** Opening Entries shown block **

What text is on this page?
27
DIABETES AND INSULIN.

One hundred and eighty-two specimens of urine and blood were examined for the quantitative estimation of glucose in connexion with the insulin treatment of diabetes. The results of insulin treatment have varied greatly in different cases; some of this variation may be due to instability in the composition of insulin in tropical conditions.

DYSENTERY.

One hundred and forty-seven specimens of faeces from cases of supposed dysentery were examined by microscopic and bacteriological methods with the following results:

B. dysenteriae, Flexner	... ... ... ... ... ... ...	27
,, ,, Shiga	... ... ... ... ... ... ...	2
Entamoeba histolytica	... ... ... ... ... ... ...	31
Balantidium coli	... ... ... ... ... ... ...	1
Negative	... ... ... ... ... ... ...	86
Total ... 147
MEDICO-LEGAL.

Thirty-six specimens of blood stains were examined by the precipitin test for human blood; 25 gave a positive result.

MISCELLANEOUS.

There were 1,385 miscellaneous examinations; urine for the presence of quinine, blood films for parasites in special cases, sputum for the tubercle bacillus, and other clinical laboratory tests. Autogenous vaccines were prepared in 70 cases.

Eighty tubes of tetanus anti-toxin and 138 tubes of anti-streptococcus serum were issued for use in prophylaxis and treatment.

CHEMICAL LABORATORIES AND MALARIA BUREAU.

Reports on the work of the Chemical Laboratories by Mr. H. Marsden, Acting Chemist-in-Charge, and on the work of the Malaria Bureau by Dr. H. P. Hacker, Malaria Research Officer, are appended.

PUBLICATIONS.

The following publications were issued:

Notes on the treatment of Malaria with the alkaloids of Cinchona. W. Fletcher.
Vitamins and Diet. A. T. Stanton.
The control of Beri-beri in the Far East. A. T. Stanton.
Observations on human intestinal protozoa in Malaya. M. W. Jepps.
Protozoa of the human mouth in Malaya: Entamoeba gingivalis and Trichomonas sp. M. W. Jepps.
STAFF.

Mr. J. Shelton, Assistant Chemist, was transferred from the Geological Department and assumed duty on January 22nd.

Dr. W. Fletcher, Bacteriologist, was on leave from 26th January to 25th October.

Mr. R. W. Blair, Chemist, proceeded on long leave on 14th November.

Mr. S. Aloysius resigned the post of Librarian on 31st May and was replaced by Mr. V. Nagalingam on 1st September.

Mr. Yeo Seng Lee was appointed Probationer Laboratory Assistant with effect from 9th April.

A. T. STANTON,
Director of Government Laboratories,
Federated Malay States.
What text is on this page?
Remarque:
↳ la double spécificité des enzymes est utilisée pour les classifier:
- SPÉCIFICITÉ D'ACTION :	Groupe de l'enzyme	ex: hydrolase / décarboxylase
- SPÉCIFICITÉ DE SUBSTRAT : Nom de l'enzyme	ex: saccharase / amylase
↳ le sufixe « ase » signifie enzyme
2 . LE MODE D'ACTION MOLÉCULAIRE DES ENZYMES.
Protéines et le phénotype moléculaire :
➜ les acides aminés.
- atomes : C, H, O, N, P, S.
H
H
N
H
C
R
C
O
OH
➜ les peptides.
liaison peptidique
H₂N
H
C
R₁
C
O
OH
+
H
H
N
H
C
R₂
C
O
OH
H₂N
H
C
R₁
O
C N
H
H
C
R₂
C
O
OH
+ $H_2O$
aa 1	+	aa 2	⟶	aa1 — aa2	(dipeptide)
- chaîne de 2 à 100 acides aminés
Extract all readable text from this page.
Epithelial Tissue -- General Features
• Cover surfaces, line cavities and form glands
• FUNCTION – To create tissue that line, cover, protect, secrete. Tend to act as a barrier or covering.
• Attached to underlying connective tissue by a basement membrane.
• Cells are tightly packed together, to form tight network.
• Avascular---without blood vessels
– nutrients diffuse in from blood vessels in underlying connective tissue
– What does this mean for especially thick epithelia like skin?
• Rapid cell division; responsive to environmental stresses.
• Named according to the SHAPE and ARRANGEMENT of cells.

** Closing Entries shown block **

### How to complete this task
For the material above, how many lines contain the word "Jepps"? Only the number should be given.

### Completed task
2